- [WHAT TO WORK ON] The listing below is to be output in its exact form.

_ _ _ _ _

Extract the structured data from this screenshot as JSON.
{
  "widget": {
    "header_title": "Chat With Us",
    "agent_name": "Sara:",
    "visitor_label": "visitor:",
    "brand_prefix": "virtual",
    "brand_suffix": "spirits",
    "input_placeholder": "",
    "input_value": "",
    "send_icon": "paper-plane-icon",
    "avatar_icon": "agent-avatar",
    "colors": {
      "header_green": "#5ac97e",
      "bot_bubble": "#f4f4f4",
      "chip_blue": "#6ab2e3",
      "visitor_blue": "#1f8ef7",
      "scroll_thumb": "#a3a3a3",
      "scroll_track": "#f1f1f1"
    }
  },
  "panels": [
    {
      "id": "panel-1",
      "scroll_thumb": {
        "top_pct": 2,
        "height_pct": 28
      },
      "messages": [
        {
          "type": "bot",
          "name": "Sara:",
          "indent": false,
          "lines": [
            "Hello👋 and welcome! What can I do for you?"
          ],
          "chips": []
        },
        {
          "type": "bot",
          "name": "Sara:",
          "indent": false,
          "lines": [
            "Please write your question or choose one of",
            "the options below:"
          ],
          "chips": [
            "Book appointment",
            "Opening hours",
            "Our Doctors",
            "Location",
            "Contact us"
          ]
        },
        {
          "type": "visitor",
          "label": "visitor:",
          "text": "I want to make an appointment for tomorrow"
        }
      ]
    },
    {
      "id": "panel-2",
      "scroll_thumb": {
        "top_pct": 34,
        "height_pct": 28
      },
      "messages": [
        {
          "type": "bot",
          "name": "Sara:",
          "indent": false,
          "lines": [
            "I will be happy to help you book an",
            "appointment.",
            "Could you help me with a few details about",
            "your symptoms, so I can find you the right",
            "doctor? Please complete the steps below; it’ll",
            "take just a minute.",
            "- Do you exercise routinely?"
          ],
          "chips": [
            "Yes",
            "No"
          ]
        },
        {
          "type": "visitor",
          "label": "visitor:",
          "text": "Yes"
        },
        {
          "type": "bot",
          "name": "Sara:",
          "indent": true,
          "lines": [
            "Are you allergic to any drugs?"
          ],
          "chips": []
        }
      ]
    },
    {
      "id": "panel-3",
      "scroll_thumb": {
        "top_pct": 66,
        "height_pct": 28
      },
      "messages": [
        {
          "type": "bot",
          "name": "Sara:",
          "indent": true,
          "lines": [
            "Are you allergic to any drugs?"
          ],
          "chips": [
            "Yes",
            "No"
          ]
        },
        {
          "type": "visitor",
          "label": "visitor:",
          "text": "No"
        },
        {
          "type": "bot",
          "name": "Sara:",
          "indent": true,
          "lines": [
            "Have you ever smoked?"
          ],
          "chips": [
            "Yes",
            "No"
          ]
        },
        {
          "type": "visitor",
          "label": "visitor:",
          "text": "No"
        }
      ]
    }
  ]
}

_ _ _ _ _

- [CORRECT OUTPUT]
Extract the structured data from this screenshot as JSON.
{
  "widget": {
    "header_title": "Chat With Us",
    "agent_name": "Sara:",
    "visitor_label": "visitor:",
    "brand_prefix": "virtual",
    "brand_suffix": "spirits",
    "input_placeholder": "",
    "input_value": "",
    "send_icon": "paper-plane-icon",
    "avatar_icon": "agent-avatar",
    "colors": {
      "header_green": "#5ac97e",
      "bot_bubble": "#f4f4f4",
      "chip_blue": "#6ab2e3",
      "visitor_blue": "#1f8ef7",
      "scroll_thumb": "#a3a3a3",
      "scroll_track": "#f1f1f1"
    }
  },
  "panels": [
    {
      "id": "panel-1",
      "scroll_thumb": {
        "top_pct": 2,
        "height_pct": 28
      },
      "messages": [
        {
          "type": "bot",
          "name": "Sara:",
          "indent": false,
          "lines": [
            "Hello👋 and welcome! What can I do for you?"
          ],
          "chips": []
        },
        {
          "type": "bot",
          "name": "Sara:",
          "indent": false,
          "lines": [
            "Please write your question or choose one of",
            "the options below:"
          ],
          "chips": [
            "Book appointment",
            "Opening hours",
            "Our Doctors",
            "Location",
            "Contact us"
          ]
        },
        {
          "type": "visitor",
          "label": "visitor:",
          "text": "I want to make an appointment for tomorrow"
        }
      ]
    },
    {
      "id": "panel-2",
      "scroll_thumb": {
        "top_pct": 34,
        "height_pct": 28
      },
      "messages": [
        {
          "type": "bot",
          "name": "Sara:",
          "indent": false,
          "lines": [
            "I will be happy to help you book an",
            "appointment.",
            "Could you help me with a few details about",
            "your symptoms, so I can find you the right",
            "doctor? Please complete the steps below; it’ll",
            "take just a minute.",
            "- Do you exercise routinely?"
          ],
          "chips": [
            "Yes",
            "No"
          ]
        },
        {
          "type": "visitor",
          "label": "visitor:",
          "text": "Yes"
        },
        {
          "type": "bot",
          "name": "Sara:",
          "indent": true,
          "lines": [
            "Are you allergic to any drugs?"
          ],
          "chips": []
        }
      ]
    },
    {
      "id": "panel-3",
      "scroll_thumb": {
        "top_pct": 66,
        "height_pct": 28
      },
      "messages": [
        {
          "type": "bot",
          "name": "Sara:",
          "indent": true,
          "lines": [
            "Are you allergic to any drugs?"
          ],
          "chips": [
            "Yes",
            "No"
          ]
        },
        {
          "type": "visitor",
          "label": "visitor:",
          "text": "No"
        },
        {
          "type": "bot",
          "name": "Sara:",
          "indent": true,
          "lines": [
            "Have you ever smoked?"
          ],
          "chips": [
            "Yes",
            "No"
          ]
        },
        {
          "type": "visitor",
          "label": "visitor:",
          "text": "No"
        }
      ]
    }
  ]
}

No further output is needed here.